### Brief
Check each line of the records below and collect those that include the word "ρυθμός".

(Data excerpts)
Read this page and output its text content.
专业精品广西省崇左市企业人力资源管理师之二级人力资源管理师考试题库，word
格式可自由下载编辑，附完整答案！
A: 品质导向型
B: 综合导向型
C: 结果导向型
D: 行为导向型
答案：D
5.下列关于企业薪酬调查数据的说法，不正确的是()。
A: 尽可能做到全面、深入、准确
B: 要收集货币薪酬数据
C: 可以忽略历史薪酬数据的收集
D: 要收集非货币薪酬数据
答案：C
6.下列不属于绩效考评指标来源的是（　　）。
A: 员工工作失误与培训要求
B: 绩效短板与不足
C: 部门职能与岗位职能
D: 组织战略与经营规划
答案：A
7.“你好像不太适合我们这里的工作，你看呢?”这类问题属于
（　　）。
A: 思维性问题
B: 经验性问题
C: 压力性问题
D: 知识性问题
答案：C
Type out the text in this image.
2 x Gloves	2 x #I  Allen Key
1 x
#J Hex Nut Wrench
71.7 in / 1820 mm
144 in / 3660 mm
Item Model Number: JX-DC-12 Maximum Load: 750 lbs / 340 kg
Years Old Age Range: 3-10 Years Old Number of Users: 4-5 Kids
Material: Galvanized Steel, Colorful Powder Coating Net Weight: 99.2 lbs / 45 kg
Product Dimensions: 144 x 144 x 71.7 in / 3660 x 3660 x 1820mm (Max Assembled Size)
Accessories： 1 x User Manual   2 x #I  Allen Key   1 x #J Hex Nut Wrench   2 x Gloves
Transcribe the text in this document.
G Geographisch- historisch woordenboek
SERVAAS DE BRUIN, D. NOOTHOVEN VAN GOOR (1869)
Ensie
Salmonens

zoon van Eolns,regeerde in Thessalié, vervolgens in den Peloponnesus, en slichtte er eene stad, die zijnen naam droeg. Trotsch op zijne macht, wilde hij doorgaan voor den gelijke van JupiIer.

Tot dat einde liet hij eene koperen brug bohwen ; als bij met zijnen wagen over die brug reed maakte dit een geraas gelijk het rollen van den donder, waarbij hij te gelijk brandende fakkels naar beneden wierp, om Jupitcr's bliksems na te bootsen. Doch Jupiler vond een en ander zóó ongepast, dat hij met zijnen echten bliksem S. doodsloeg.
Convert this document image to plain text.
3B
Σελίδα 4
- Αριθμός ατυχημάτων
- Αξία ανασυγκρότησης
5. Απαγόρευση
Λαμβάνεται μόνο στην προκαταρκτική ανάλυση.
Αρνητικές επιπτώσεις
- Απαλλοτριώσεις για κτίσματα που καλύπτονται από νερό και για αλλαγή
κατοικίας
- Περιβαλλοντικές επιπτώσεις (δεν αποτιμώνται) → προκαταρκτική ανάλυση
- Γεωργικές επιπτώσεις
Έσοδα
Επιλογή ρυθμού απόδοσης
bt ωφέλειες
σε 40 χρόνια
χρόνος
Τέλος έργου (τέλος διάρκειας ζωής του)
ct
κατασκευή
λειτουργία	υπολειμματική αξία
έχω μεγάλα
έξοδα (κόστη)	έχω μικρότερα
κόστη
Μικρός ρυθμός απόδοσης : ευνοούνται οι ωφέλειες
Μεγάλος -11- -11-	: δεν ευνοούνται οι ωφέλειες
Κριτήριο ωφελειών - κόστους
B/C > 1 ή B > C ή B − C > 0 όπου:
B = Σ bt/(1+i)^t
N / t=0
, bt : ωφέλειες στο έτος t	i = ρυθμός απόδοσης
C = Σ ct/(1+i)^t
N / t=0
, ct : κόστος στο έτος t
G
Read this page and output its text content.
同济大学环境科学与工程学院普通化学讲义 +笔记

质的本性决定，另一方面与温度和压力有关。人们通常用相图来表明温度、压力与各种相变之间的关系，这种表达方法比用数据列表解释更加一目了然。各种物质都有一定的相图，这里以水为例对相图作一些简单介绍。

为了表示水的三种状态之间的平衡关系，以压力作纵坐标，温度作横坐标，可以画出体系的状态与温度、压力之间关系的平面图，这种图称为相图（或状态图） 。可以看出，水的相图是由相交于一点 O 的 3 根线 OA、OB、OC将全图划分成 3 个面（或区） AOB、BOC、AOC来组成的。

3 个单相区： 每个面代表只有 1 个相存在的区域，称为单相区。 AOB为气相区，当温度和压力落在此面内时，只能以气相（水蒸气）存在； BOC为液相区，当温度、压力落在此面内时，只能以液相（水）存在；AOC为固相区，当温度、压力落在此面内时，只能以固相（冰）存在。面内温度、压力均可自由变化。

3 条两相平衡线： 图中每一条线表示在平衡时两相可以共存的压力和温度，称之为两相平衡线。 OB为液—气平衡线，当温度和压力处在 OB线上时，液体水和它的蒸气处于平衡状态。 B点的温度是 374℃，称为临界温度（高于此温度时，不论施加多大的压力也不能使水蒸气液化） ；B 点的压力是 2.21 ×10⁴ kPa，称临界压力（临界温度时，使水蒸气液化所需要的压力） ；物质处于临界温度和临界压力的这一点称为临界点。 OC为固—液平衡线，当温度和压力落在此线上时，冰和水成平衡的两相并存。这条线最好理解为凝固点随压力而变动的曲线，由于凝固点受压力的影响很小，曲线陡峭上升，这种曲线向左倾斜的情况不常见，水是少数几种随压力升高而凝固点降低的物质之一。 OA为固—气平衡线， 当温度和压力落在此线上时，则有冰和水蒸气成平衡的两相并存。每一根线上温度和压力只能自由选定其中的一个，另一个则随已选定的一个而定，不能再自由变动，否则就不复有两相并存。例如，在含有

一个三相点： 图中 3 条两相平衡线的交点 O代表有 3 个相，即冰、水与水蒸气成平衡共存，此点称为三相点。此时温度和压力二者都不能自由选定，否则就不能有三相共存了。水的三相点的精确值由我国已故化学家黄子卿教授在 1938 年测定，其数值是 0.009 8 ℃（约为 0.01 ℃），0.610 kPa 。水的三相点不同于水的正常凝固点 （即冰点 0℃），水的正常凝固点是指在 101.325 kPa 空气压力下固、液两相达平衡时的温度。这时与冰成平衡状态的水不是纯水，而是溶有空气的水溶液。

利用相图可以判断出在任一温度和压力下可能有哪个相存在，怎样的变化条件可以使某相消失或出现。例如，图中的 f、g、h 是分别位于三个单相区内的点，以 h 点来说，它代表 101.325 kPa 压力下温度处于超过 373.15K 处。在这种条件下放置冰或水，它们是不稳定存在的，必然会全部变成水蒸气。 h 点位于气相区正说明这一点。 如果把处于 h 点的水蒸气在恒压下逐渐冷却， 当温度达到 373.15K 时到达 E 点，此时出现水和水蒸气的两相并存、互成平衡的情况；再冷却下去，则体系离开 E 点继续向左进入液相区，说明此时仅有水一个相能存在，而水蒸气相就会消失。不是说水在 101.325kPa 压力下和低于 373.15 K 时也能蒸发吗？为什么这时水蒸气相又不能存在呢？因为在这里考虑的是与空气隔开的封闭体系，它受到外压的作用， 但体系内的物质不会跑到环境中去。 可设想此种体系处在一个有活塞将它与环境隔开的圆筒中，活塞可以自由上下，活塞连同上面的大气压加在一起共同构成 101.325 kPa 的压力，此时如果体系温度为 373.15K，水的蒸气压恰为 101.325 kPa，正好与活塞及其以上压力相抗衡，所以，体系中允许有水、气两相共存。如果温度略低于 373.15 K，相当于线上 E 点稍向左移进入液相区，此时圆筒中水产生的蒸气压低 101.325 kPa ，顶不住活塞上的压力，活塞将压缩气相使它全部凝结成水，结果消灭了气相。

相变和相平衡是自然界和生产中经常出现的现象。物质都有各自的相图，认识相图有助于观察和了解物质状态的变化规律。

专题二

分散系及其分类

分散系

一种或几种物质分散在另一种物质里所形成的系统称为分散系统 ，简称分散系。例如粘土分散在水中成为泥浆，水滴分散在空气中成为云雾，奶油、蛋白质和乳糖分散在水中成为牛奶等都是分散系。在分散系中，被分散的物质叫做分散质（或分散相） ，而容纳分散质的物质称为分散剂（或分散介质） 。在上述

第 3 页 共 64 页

### Exercise result
Μικρός ρυθμός απόδοσης : ευνοούνται οι ωφέλειες
, bt : ωφέλειες στο έτος t	i = ρυθμός απόδοσης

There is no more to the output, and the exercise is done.